GOAL: Show all lines holding "lights".

═══ RECORDS SHOWN

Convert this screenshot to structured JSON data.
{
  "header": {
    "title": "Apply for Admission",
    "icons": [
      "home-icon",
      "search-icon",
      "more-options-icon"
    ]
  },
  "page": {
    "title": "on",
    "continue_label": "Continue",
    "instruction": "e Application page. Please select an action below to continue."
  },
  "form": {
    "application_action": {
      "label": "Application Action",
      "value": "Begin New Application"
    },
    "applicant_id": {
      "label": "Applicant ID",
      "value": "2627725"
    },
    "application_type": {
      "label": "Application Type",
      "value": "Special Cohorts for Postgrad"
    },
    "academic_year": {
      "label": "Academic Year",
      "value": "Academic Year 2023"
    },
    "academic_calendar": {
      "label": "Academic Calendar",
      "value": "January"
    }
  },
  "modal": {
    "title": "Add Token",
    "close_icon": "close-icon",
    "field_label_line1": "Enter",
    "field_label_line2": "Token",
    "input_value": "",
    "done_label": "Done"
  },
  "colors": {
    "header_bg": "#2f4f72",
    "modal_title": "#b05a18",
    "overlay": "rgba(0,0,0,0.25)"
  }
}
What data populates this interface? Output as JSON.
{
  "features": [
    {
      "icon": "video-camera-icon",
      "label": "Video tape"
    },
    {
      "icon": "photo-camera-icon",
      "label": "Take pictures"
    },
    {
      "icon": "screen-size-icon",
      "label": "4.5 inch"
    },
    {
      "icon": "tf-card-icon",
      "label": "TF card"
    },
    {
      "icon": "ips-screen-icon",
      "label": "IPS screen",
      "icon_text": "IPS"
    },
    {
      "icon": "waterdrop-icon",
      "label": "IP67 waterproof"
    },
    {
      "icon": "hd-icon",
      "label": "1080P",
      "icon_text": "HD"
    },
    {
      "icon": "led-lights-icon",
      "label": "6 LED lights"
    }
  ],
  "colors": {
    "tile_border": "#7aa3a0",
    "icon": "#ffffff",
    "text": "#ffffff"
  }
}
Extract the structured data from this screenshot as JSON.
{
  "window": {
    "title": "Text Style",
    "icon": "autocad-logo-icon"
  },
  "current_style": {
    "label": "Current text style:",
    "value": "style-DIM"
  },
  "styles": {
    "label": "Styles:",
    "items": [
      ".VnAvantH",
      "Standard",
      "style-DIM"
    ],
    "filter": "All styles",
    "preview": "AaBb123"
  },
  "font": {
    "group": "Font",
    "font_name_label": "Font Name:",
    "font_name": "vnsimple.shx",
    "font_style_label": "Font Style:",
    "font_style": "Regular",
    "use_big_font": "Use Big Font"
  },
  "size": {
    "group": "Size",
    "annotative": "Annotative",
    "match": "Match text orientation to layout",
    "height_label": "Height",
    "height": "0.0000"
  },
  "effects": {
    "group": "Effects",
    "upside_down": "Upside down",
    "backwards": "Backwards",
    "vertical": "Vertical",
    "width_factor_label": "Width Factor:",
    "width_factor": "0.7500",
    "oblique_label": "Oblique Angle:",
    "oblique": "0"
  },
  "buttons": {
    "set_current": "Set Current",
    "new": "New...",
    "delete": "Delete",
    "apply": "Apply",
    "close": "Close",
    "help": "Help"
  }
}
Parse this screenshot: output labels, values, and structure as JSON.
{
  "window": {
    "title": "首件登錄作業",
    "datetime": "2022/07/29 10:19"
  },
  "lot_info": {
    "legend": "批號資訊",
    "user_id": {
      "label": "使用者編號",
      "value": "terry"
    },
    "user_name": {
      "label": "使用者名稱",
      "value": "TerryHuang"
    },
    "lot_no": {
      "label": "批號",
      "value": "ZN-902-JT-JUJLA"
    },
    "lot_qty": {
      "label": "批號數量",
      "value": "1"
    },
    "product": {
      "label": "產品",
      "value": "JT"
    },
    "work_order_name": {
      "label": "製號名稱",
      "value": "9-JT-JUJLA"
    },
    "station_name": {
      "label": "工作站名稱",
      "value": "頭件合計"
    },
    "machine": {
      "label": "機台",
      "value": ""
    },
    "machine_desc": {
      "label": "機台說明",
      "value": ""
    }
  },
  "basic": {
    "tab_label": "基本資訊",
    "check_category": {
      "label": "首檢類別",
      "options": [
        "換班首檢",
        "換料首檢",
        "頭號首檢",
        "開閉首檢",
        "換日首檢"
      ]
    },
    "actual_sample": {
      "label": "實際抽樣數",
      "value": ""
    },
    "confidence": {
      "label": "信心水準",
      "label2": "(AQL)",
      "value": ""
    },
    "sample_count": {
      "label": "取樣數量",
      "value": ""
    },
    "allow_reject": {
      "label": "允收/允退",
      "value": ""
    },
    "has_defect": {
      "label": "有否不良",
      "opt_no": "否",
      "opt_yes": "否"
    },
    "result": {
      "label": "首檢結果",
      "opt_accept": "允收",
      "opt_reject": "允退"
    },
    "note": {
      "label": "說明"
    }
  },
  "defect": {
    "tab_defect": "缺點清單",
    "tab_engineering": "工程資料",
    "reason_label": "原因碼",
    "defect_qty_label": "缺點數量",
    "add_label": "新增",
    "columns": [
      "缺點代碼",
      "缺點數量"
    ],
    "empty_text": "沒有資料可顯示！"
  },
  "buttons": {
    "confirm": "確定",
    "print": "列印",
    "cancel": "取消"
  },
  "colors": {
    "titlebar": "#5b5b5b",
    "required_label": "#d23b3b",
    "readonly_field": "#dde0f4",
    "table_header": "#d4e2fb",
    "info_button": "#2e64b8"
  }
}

══════

RESULT FOR THIS EXERCISE:
      "icon": "led-lights-icon",
      "label": "6 LED lights"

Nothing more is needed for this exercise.